# Supplied entries:
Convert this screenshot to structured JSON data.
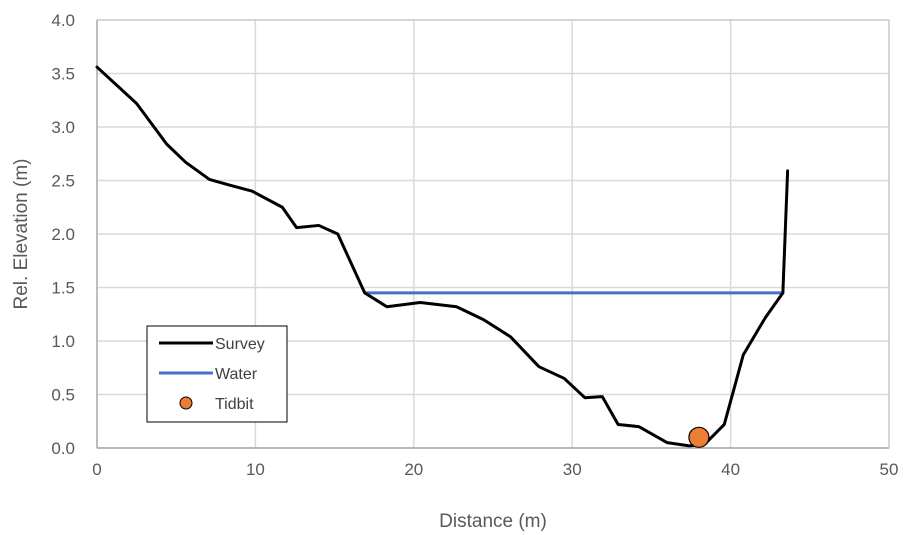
{
  "chart_data": {
    "type": "line",
    "xlabel": "Distance (m)",
    "ylabel": "Rel. Elevation (m)",
    "xlim": [
      0,
      50
    ],
    "ylim": [
      0,
      4.0
    ],
    "x_ticks": [
      "0",
      "10",
      "20",
      "30",
      "40",
      "50"
    ],
    "y_ticks": [
      "0.0",
      "0.5",
      "1.0",
      "1.5",
      "2.0",
      "2.5",
      "3.0",
      "3.5",
      "4.0"
    ],
    "grid": true,
    "legend_position": "bottom-left",
    "series": [
      {
        "name": "Survey",
        "type": "line",
        "color": "#000000",
        "points": [
          [
            0,
            3.56
          ],
          [
            2.5,
            3.22
          ],
          [
            4.4,
            2.84
          ],
          [
            5.6,
            2.67
          ],
          [
            7.1,
            2.51
          ],
          [
            8.3,
            2.46
          ],
          [
            9.8,
            2.4
          ],
          [
            11.7,
            2.25
          ],
          [
            12.6,
            2.06
          ],
          [
            14.0,
            2.08
          ],
          [
            15.2,
            2.0
          ],
          [
            16.9,
            1.45
          ],
          [
            18.3,
            1.32
          ],
          [
            20.4,
            1.36
          ],
          [
            22.7,
            1.32
          ],
          [
            24.4,
            1.2
          ],
          [
            26.1,
            1.04
          ],
          [
            27.9,
            0.76
          ],
          [
            29.5,
            0.65
          ],
          [
            30.8,
            0.47
          ],
          [
            31.9,
            0.48
          ],
          [
            32.9,
            0.22
          ],
          [
            34.2,
            0.2
          ],
          [
            36.0,
            0.05
          ],
          [
            37.4,
            0.02
          ],
          [
            38.4,
            0.04
          ],
          [
            39.6,
            0.22
          ],
          [
            40.8,
            0.87
          ],
          [
            42.2,
            1.22
          ],
          [
            43.3,
            1.45
          ],
          [
            43.6,
            2.59
          ]
        ]
      },
      {
        "name": "Water",
        "type": "line",
        "color": "#4472C4",
        "points": [
          [
            16.9,
            1.45
          ],
          [
            43.3,
            1.45
          ]
        ]
      },
      {
        "name": "Tidbit",
        "type": "scatter",
        "color": "#ED7D31",
        "points": [
          [
            38.0,
            0.1
          ]
        ]
      }
    ]
  }
}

# Stated task:
Copy the material shown above in full and exactly. Skip the pictures.

# Reply:
Convert this screenshot to structured JSON data.
{
  "chart_data": {
    "type": "line",
    "xlabel": "Distance (m)",
    "ylabel": "Rel. Elevation (m)",
    "xlim": [
      0,
      50
    ],
    "ylim": [
      0,
      4.0
    ],
    "x_ticks": [
      "0",
      "10",
      "20",
      "30",
      "40",
      "50"
    ],
    "y_ticks": [
      "0.0",
      "0.5",
      "1.0",
      "1.5",
      "2.0",
      "2.5",
      "3.0",
      "3.5",
      "4.0"
    ],
    "grid": true,
    "legend_position": "bottom-left",
    "series": [
      {
        "name": "Survey",
        "type": "line",
        "color": "#000000",
        "points": [
          [
            0,
            3.56
          ],
          [
            2.5,
            3.22
          ],
          [
            4.4,
            2.84
          ],
          [
            5.6,
            2.67
          ],
          [
            7.1,
            2.51
          ],
          [
            8.3,
            2.46
          ],
          [
            9.8,
            2.4
          ],
          [
            11.7,
            2.25
          ],
          [
            12.6,
            2.06
          ],
          [
            14.0,
            2.08
          ],
          [
            15.2,
            2.0
          ],
          [
            16.9,
            1.45
          ],
          [
            18.3,
            1.32
          ],
          [
            20.4,
            1.36
          ],
          [
            22.7,
            1.32
          ],
          [
            24.4,
            1.2
          ],
          [
            26.1,
            1.04
          ],
          [
            27.9,
            0.76
          ],
          [
            29.5,
            0.65
          ],
          [
            30.8,
            0.47
          ],
          [
            31.9,
            0.48
          ],
          [
            32.9,
            0.22
          ],
          [
            34.2,
            0.2
          ],
          [
            36.0,
            0.05
          ],
          [
            37.4,
            0.02
          ],
          [
            38.4,
            0.04
          ],
          [
            39.6,
            0.22
          ],
          [
            40.8,
            0.87
          ],
          [
            42.2,
            1.22
          ],
          [
            43.3,
            1.45
          ],
          [
            43.6,
            2.59
          ]
        ]
      },
      {
        "name": "Water",
        "type": "line",
        "color": "#4472C4",
        "points": [
          [
            16.9,
            1.45
          ],
          [
            43.3,
            1.45
          ]
        ]
      },
      {
        "name": "Tidbit",
        "type": "scatter",
        "color": "#ED7D31",
        "points": [
          [
            38.0,
            0.1
          ]
        ]
      }
    ]
  }
}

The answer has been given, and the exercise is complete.